Copy every line of the listing that holds the string "name".

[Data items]
# # # #

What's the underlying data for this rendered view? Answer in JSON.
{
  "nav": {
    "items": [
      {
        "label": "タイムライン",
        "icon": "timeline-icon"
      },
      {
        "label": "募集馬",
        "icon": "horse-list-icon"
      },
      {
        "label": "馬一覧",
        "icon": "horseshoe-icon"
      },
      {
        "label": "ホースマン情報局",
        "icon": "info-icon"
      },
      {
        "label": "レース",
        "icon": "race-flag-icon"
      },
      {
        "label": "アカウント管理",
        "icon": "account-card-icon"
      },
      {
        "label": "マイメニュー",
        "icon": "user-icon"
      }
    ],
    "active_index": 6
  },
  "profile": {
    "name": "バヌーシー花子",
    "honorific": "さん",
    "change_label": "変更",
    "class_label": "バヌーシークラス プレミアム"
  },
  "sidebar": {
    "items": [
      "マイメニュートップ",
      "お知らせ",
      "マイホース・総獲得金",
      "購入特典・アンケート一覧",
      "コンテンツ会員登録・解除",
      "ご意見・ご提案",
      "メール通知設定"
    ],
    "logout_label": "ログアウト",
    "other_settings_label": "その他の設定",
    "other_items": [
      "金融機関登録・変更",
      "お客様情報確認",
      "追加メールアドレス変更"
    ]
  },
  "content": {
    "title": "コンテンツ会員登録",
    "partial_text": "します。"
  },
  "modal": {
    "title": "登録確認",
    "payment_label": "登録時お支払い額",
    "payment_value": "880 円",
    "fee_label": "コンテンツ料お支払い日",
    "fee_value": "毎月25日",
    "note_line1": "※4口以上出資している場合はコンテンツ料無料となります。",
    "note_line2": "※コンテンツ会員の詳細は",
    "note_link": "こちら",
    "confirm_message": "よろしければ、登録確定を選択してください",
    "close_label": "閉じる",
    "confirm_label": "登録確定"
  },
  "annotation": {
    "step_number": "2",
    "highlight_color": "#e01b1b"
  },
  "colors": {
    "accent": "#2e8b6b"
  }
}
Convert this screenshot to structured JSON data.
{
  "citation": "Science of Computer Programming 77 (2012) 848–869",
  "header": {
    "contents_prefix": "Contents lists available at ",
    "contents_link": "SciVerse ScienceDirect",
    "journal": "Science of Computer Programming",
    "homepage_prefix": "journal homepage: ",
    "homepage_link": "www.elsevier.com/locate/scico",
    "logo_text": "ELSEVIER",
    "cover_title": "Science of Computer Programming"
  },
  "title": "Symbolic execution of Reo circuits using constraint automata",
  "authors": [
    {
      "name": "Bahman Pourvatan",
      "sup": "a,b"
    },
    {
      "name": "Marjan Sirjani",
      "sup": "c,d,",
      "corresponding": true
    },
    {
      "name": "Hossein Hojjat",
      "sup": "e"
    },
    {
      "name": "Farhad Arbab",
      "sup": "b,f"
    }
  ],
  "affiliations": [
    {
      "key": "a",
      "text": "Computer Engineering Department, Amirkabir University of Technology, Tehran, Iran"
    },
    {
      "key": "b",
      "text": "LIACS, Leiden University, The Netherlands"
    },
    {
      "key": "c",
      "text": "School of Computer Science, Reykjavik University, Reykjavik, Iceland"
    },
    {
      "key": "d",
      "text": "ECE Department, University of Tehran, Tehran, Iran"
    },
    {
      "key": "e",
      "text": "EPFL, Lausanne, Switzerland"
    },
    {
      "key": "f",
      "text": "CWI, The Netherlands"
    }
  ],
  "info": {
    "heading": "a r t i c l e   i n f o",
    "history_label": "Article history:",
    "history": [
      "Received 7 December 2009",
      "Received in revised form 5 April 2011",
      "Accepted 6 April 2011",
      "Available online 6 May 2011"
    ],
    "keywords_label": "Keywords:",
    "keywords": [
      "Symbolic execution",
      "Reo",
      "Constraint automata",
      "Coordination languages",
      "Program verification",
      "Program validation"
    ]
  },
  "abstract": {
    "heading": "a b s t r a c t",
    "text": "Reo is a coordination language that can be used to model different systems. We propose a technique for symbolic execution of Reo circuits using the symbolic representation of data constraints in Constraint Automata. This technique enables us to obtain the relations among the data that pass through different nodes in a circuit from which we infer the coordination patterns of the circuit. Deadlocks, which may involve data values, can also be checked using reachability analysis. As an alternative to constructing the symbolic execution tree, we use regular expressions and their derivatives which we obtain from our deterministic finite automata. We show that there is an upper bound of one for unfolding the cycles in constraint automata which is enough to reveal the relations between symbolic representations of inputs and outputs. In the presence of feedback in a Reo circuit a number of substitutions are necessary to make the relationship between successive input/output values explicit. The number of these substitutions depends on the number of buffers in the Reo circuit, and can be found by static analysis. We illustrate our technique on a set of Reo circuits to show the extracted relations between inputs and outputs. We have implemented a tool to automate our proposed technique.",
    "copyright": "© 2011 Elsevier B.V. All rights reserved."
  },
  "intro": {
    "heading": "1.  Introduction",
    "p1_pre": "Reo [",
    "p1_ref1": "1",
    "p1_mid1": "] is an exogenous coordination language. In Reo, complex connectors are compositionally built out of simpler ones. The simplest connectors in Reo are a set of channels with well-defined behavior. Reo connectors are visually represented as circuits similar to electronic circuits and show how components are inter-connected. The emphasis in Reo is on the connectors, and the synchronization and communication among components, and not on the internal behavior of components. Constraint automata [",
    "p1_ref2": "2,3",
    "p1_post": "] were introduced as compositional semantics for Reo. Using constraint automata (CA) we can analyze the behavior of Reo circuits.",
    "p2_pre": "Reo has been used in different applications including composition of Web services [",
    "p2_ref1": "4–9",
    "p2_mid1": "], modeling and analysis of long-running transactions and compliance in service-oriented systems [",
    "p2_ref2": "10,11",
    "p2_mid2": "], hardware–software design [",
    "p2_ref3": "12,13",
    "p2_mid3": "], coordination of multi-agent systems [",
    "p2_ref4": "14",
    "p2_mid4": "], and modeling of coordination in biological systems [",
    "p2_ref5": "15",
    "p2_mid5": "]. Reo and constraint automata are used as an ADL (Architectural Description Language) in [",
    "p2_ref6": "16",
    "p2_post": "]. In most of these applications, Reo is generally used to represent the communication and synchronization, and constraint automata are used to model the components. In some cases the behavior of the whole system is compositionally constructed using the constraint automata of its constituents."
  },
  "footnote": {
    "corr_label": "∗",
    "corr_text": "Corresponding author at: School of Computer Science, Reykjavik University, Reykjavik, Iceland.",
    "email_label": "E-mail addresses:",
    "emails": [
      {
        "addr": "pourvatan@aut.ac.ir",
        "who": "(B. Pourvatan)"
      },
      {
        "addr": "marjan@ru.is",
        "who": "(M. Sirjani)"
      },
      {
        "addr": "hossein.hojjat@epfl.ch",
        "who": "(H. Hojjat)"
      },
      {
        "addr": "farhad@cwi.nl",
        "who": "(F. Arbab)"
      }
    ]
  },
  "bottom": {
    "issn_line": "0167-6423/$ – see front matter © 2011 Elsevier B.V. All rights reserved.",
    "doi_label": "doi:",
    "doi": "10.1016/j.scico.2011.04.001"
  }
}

# # # #

Complete output →
    "name": "バヌーシー花子",
      "name": "Bahman Pourvatan",
      "name": "Marjan Sirjani",
      "name": "Hossein Hojjat",
      "name": "Farhad Arbab",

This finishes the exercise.